-- Begin Data rows --

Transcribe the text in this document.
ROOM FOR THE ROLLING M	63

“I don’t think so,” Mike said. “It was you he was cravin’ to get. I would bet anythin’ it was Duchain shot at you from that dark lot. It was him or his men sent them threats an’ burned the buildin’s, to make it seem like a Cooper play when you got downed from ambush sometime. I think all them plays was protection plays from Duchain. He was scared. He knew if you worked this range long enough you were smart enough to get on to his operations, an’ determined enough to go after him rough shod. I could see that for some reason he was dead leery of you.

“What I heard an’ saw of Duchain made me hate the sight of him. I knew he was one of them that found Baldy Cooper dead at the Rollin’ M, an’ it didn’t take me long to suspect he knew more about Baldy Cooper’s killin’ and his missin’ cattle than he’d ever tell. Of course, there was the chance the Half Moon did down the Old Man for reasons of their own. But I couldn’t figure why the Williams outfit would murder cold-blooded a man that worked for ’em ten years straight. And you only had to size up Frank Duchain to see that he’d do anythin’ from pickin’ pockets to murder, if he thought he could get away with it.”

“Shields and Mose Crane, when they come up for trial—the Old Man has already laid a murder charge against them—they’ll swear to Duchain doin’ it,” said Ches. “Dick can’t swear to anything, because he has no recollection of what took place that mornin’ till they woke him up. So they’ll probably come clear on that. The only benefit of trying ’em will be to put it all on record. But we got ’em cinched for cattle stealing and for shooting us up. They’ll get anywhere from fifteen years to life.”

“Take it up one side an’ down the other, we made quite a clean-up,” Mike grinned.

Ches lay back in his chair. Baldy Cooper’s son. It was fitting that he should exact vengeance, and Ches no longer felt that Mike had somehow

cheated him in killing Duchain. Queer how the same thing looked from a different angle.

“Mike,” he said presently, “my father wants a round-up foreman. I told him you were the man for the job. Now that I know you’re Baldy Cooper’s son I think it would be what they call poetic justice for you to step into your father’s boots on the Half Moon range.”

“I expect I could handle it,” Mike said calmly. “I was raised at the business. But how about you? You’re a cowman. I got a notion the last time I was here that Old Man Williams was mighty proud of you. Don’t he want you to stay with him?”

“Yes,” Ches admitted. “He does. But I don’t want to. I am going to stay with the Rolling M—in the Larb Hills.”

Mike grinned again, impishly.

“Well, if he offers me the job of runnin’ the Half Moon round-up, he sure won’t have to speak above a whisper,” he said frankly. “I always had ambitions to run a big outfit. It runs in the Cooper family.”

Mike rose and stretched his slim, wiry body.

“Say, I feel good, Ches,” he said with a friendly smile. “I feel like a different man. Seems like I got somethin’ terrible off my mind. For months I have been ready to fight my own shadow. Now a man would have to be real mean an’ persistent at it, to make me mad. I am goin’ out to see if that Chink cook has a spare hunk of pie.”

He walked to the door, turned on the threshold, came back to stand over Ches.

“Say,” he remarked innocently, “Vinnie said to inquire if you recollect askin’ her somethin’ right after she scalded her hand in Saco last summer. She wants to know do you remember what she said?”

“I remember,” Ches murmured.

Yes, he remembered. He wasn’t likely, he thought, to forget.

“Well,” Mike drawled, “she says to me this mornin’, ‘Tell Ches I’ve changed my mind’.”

-- End Data rows --

Direction:
Quote the entire listing above exactly.

Written response:
Transcribe the text in this document.
ROOM FOR THE ROLLING M	63

“I don’t think so,” Mike said. “It was you he was cravin’ to get. I would bet anythin’ it was Duchain shot at you from that dark lot. It was him or his men sent them threats an’ burned the buildin’s, to make it seem like a Cooper play when you got downed from ambush sometime. I think all them plays was protection plays from Duchain. He was scared. He knew if you worked this range long enough you were smart enough to get on to his operations, an’ determined enough to go after him rough shod. I could see that for some reason he was dead leery of you.

“What I heard an’ saw of Duchain made me hate the sight of him. I knew he was one of them that found Baldy Cooper dead at the Rollin’ M, an’ it didn’t take me long to suspect he knew more about Baldy Cooper’s killin’ and his missin’ cattle than he’d ever tell. Of course, there was the chance the Half Moon did down the Old Man for reasons of their own. But I couldn’t figure why the Williams outfit would murder cold-blooded a man that worked for ’em ten years straight. And you only had to size up Frank Duchain to see that he’d do anythin’ from pickin’ pockets to murder, if he thought he could get away with it.”

“Shields and Mose Crane, when they come up for trial—the Old Man has already laid a murder charge against them—they’ll swear to Duchain doin’ it,” said Ches. “Dick can’t swear to anything, because he has no recollection of what took place that mornin’ till they woke him up. So they’ll probably come clear on that. The only benefit of trying ’em will be to put it all on record. But we got ’em cinched for cattle stealing and for shooting us up. They’ll get anywhere from fifteen years to life.”

“Take it up one side an’ down the other, we made quite a clean-up,” Mike grinned.

Ches lay back in his chair. Baldy Cooper’s son. It was fitting that he should exact vengeance, and Ches no longer felt that Mike had somehow

cheated him in killing Duchain. Queer how the same thing looked from a different angle.

“Mike,” he said presently, “my father wants a round-up foreman. I told him you were the man for the job. Now that I know you’re Baldy Cooper’s son I think it would be what they call poetic justice for you to step into your father’s boots on the Half Moon range.”

“I expect I could handle it,” Mike said calmly. “I was raised at the business. But how about you? You’re a cowman. I got a notion the last time I was here that Old Man Williams was mighty proud of you. Don’t he want you to stay with him?”

“Yes,” Ches admitted. “He does. But I don’t want to. I am going to stay with the Rolling M—in the Larb Hills.”

Mike grinned again, impishly.

“Well, if he offers me the job of runnin’ the Half Moon round-up, he sure won’t have to speak above a whisper,” he said frankly. “I always had ambitions to run a big outfit. It runs in the Cooper family.”

Mike rose and stretched his slim, wiry body.

“Say, I feel good, Ches,” he said with a friendly smile. “I feel like a different man. Seems like I got somethin’ terrible off my mind. For months I have been ready to fight my own shadow. Now a man would have to be real mean an’ persistent at it, to make me mad. I am goin’ out to see if that Chink cook has a spare hunk of pie.”

He walked to the door, turned on the threshold, came back to stand over Ches.

“Say,” he remarked innocently, “Vinnie said to inquire if you recollect askin’ her somethin’ right after she scalded her hand in Saco last summer. She wants to know do you remember what she said?”

“I remember,” Ches murmured.

Yes, he remembered. He wasn’t likely, he thought, to forget.

“Well,” Mike drawled, “she says to me this mornin’, ‘Tell Ches I’ve changed my mind’.”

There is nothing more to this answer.